__What the task requires__:
Extract from the listing each line in which the word "αλάτι" appears.

__Entries__:
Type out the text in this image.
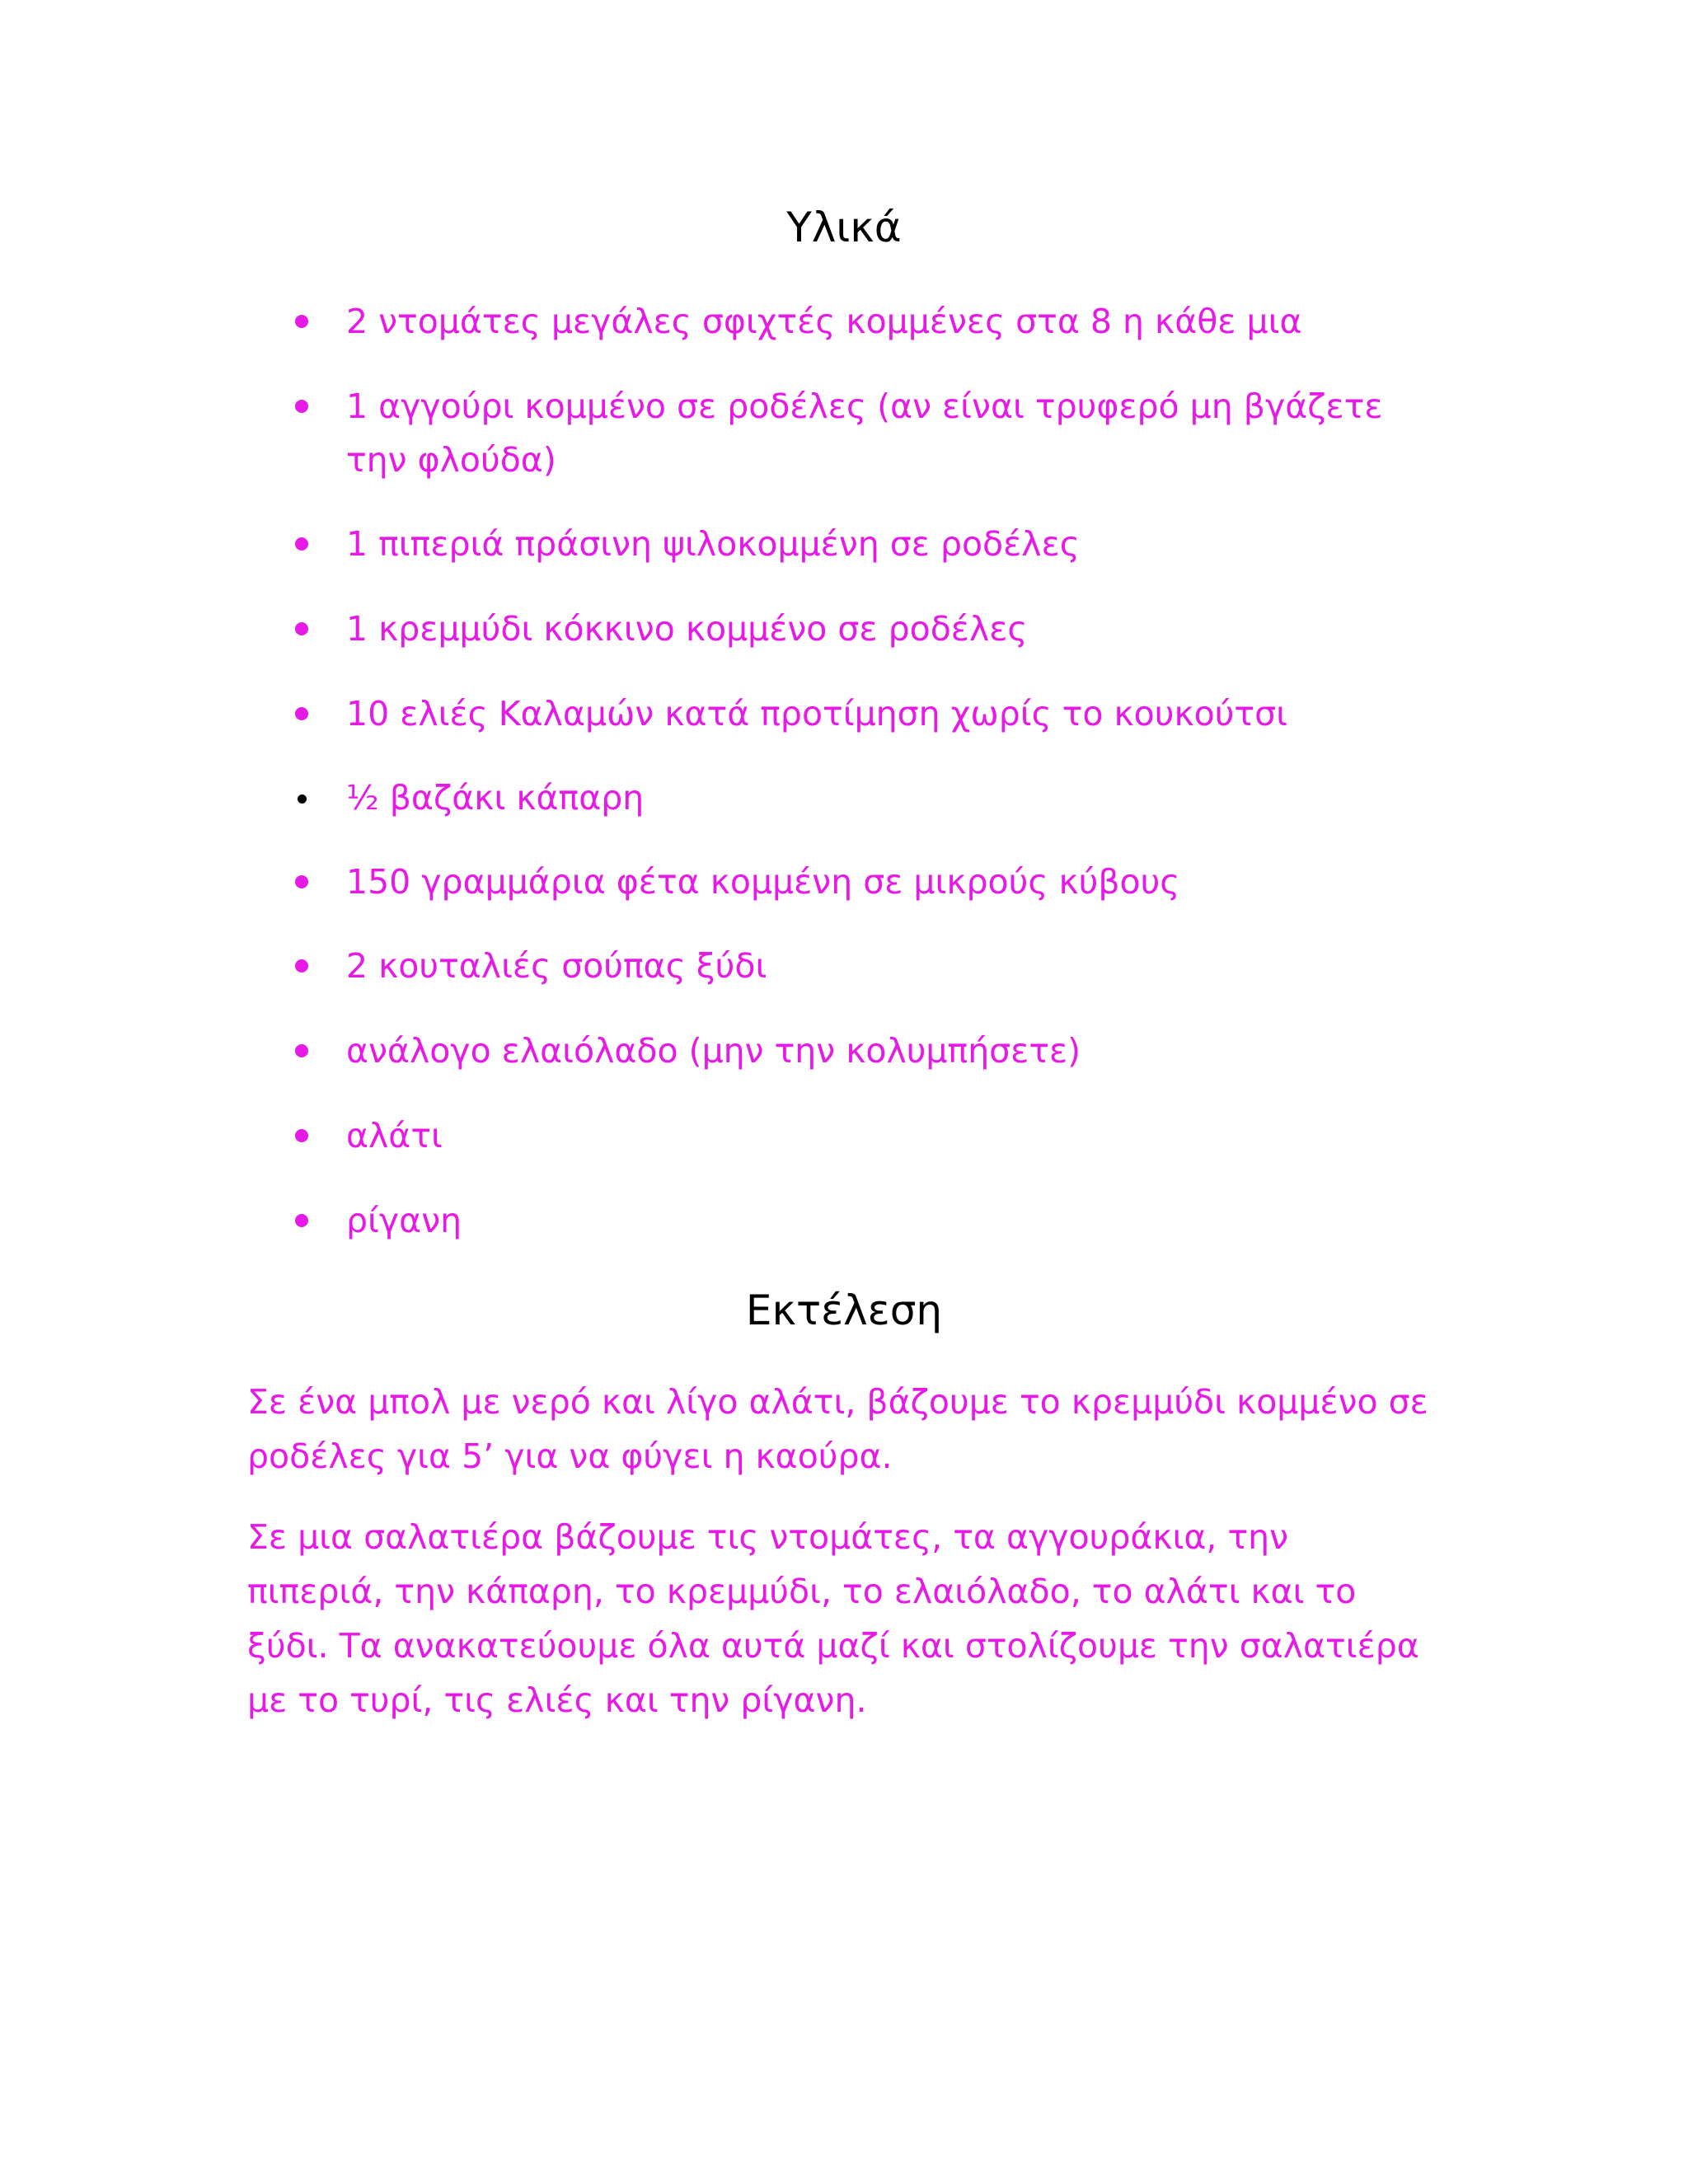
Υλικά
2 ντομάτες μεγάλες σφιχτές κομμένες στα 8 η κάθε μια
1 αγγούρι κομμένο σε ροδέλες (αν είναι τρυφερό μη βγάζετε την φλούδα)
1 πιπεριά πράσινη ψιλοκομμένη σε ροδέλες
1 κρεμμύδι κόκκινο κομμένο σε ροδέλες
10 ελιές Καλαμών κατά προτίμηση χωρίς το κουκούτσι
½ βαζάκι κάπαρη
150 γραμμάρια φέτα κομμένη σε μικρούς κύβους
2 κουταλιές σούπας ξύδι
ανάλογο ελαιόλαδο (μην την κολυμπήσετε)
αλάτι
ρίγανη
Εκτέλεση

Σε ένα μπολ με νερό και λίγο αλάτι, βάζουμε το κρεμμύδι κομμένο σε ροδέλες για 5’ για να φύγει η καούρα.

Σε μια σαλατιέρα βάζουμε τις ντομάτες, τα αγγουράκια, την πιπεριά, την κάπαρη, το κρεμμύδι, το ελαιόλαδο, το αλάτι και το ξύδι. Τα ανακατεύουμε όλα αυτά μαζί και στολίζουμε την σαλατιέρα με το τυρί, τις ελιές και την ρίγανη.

__Task output__:
αλάτι
Σε ένα μπολ με νερό και λίγο αλάτι, βάζουμε το κρεμμύδι κομμένο σε ροδέλες για 5’ για να φύγει η καούρα.
Σε μια σαλατιέρα βάζουμε τις ντομάτες, τα αγγουράκια, την πιπεριά, την κάπαρη, το κρεμμύδι, το ελαιόλαδο, το αλάτι και το ξύδι. Τα ανακατεύουμε όλα αυτά μαζί και στολίζουμε την σαλατιέρα με το τυρί, τις ελιές και την ρίγανη.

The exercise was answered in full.